→ WHAT IS REQUIRED:
Every line of the records below should be restated exactly.

Items listed in a dataset

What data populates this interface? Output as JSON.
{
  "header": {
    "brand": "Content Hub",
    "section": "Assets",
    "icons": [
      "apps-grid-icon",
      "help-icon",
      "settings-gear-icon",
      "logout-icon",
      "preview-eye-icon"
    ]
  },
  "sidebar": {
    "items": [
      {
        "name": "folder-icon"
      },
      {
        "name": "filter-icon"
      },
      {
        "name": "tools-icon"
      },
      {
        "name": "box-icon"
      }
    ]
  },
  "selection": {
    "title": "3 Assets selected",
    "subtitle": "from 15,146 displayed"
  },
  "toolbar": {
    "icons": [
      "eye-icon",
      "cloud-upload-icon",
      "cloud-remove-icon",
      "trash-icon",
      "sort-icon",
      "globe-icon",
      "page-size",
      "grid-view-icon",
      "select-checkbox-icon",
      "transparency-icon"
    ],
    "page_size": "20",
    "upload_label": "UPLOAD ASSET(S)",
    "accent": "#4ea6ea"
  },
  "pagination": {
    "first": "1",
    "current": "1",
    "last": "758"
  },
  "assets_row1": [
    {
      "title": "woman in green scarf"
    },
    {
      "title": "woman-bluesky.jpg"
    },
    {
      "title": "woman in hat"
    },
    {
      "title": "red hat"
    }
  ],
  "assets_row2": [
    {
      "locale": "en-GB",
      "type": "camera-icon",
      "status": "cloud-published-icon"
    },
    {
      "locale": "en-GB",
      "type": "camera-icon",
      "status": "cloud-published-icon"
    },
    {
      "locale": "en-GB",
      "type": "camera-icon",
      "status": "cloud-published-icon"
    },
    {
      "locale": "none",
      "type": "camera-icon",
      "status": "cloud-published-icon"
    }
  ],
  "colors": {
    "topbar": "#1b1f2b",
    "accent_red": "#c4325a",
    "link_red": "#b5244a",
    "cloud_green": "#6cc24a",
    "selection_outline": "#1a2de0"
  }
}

→ RESULT FOR THIS TASK:
What data populates this interface? Output as JSON.
{
  "header": {
    "brand": "Content Hub",
    "section": "Assets",
    "icons": [
      "apps-grid-icon",
      "help-icon",
      "settings-gear-icon",
      "logout-icon",
      "preview-eye-icon"
    ]
  },
  "sidebar": {
    "items": [
      {
        "name": "folder-icon"
      },
      {
        "name": "filter-icon"
      },
      {
        "name": "tools-icon"
      },
      {
        "name": "box-icon"
      }
    ]
  },
  "selection": {
    "title": "3 Assets selected",
    "subtitle": "from 15,146 displayed"
  },
  "toolbar": {
    "icons": [
      "eye-icon",
      "cloud-upload-icon",
      "cloud-remove-icon",
      "trash-icon",
      "sort-icon",
      "globe-icon",
      "page-size",
      "grid-view-icon",
      "select-checkbox-icon",
      "transparency-icon"
    ],
    "page_size": "20",
    "upload_label": "UPLOAD ASSET(S)",
    "accent": "#4ea6ea"
  },
  "pagination": {
    "first": "1",
    "current": "1",
    "last": "758"
  },
  "assets_row1": [
    {
      "title": "woman in green scarf"
    },
    {
      "title": "woman-bluesky.jpg"
    },
    {
      "title": "woman in hat"
    },
    {
      "title": "red hat"
    }
  ],
  "assets_row2": [
    {
      "locale": "en-GB",
      "type": "camera-icon",
      "status": "cloud-published-icon"
    },
    {
      "locale": "en-GB",
      "type": "camera-icon",
      "status": "cloud-published-icon"
    },
    {
      "locale": "en-GB",
      "type": "camera-icon",
      "status": "cloud-published-icon"
    },
    {
      "locale": "none",
      "type": "camera-icon",
      "status": "cloud-published-icon"
    }
  ],
  "colors": {
    "topbar": "#1b1f2b",
    "accent_red": "#c4325a",
    "link_red": "#b5244a",
    "cloud_green": "#6cc24a",
    "selection_outline": "#1a2de0"
  }
}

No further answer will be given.